**TASK INSTRUCTIONS:**
Return the listing below verbatim. Pictures do not belong in the copy.

[Entries from a visual dataset]
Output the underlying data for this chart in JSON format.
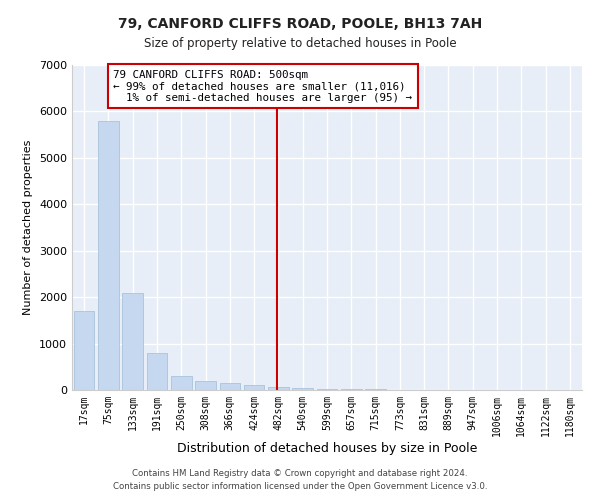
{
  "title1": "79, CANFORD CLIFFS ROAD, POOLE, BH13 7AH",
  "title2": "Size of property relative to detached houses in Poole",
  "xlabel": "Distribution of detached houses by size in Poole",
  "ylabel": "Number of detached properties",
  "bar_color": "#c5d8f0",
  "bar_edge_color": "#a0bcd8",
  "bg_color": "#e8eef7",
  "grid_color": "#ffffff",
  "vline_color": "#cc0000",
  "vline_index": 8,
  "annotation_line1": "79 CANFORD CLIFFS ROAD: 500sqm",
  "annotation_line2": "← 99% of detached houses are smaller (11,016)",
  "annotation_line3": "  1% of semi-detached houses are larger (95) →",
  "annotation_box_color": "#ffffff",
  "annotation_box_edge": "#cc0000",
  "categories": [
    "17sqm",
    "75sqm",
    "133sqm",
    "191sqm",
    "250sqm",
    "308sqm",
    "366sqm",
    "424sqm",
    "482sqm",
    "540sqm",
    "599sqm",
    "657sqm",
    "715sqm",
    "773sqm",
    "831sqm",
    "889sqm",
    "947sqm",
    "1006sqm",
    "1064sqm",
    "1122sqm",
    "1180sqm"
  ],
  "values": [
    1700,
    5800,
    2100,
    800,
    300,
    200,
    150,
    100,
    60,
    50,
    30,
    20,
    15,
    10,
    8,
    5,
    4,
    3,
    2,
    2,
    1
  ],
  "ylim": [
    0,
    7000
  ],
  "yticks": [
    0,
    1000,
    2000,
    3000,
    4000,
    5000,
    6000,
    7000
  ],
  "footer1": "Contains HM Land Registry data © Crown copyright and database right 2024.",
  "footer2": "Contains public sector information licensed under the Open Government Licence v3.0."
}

**THE RESPONSE:**
Output the underlying data for this chart in JSON format.
{
  "title1": "79, CANFORD CLIFFS ROAD, POOLE, BH13 7AH",
  "title2": "Size of property relative to detached houses in Poole",
  "xlabel": "Distribution of detached houses by size in Poole",
  "ylabel": "Number of detached properties",
  "bar_color": "#c5d8f0",
  "bar_edge_color": "#a0bcd8",
  "bg_color": "#e8eef7",
  "grid_color": "#ffffff",
  "vline_color": "#cc0000",
  "vline_index": 8,
  "annotation_line1": "79 CANFORD CLIFFS ROAD: 500sqm",
  "annotation_line2": "← 99% of detached houses are smaller (11,016)",
  "annotation_line3": "  1% of semi-detached houses are larger (95) →",
  "annotation_box_color": "#ffffff",
  "annotation_box_edge": "#cc0000",
  "categories": [
    "17sqm",
    "75sqm",
    "133sqm",
    "191sqm",
    "250sqm",
    "308sqm",
    "366sqm",
    "424sqm",
    "482sqm",
    "540sqm",
    "599sqm",
    "657sqm",
    "715sqm",
    "773sqm",
    "831sqm",
    "889sqm",
    "947sqm",
    "1006sqm",
    "1064sqm",
    "1122sqm",
    "1180sqm"
  ],
  "values": [
    1700,
    5800,
    2100,
    800,
    300,
    200,
    150,
    100,
    60,
    50,
    30,
    20,
    15,
    10,
    8,
    5,
    4,
    3,
    2,
    2,
    1
  ],
  "ylim": [
    0,
    7000
  ],
  "yticks": [
    0,
    1000,
    2000,
    3000,
    4000,
    5000,
    6000,
    7000
  ],
  "footer1": "Contains HM Land Registry data © Crown copyright and database right 2024.",
  "footer2": "Contains public sector information licensed under the Open Government Licence v3.0."
}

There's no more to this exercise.